**Data provided**:

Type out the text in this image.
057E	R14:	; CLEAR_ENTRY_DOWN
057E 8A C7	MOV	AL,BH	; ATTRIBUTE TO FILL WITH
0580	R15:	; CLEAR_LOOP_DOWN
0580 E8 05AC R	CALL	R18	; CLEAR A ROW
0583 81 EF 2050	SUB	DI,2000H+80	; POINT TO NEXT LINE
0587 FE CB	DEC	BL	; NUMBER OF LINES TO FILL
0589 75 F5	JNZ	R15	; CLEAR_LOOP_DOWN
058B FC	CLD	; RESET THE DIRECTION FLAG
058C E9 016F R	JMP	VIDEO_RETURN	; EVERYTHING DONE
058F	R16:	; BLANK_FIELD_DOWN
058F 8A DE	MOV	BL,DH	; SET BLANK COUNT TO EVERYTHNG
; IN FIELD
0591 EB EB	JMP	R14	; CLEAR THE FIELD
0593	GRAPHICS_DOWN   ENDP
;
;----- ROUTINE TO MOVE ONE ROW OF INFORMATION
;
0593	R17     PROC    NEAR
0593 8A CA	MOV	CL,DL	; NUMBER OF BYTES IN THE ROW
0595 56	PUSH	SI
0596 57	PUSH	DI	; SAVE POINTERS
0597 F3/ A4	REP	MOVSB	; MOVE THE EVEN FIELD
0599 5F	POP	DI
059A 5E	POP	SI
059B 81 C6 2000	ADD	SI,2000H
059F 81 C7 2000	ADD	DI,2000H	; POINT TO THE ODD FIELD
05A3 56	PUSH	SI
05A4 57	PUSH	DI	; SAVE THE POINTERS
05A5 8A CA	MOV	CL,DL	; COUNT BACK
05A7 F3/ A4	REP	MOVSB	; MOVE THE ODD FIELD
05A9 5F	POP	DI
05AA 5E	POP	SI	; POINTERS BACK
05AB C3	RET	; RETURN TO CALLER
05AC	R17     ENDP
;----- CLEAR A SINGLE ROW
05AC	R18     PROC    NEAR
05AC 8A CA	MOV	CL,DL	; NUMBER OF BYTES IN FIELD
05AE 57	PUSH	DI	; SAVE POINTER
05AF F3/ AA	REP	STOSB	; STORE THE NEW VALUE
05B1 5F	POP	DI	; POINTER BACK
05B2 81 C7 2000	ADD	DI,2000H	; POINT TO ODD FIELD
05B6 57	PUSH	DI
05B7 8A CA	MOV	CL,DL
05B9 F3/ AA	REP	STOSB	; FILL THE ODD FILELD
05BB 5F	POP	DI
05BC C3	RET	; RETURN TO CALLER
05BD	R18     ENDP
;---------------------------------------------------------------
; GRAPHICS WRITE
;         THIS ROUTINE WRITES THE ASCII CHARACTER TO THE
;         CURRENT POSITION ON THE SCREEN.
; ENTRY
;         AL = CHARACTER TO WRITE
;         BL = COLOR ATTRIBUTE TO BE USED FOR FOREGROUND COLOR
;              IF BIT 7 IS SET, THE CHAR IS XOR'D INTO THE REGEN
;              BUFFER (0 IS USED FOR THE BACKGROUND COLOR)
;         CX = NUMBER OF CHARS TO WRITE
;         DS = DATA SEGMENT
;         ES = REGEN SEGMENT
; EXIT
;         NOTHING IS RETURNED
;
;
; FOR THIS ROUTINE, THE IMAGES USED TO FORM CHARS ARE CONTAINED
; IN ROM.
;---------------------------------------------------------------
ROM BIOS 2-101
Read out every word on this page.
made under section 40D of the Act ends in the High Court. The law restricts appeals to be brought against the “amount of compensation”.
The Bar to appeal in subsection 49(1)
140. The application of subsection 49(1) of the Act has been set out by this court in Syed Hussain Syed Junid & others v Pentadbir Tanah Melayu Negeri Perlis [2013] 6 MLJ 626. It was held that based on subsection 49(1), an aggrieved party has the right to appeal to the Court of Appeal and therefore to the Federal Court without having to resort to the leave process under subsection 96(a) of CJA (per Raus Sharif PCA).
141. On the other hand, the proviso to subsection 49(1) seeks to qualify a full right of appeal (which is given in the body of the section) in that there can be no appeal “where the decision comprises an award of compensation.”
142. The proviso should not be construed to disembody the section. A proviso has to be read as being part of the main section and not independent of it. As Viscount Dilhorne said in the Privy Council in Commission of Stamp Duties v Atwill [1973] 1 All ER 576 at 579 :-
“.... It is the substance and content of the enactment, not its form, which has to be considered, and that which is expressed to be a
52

**Task statement**: Find the lines above that contain the word "Court" and collect them.

**Task solution**:
made under section 40D of the Act ends in the High Court. The law restricts appeals to be brought against the “amount of compensation”.
140. The application of subsection 49(1) of the Act has been set out by this court in Syed Hussain Syed Junid & others v Pentadbir Tanah Melayu Negeri Perlis [2013] 6 MLJ 626. It was held that based on subsection 49(1), an aggrieved party has the right to appeal to the Court of Appeal and therefore to the Federal Court without having to resort to the leave process under subsection 96(a) of CJA (per Raus Sharif PCA).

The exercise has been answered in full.